- _PROBLEM TO WORK ON_: Reproduce the complete listing without any deviation.

[Saved data entries]
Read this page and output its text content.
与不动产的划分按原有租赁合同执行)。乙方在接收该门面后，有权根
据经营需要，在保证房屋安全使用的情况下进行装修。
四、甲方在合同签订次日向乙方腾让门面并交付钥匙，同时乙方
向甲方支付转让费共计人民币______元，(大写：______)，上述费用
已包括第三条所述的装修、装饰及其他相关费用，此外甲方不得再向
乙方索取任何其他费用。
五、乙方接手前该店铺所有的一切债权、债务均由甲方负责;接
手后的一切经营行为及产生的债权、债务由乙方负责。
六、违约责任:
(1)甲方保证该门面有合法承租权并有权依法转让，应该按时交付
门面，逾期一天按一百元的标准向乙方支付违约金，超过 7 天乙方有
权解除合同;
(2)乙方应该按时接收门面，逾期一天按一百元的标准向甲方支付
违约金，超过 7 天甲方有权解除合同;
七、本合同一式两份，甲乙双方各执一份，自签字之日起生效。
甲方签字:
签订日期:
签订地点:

- _OUTPUT BELOW_:
Read this page and output its text content.
与不动产的划分按原有租赁合同执行)。乙方在接收该门面后，有权根
据经营需要，在保证房屋安全使用的情况下进行装修。
四、甲方在合同签订次日向乙方腾让门面并交付钥匙，同时乙方
向甲方支付转让费共计人民币______元，(大写：______)，上述费用
已包括第三条所述的装修、装饰及其他相关费用，此外甲方不得再向
乙方索取任何其他费用。
五、乙方接手前该店铺所有的一切债权、债务均由甲方负责;接
手后的一切经营行为及产生的债权、债务由乙方负责。
六、违约责任:
(1)甲方保证该门面有合法承租权并有权依法转让，应该按时交付
门面，逾期一天按一百元的标准向乙方支付违约金，超过 7 天乙方有
权解除合同;
(2)乙方应该按时接收门面，逾期一天按一百元的标准向甲方支付
违约金，超过 7 天甲方有权解除合同;
七、本合同一式两份，甲乙双方各执一份，自签字之日起生效。
甲方签字:
签订日期:
签订地点:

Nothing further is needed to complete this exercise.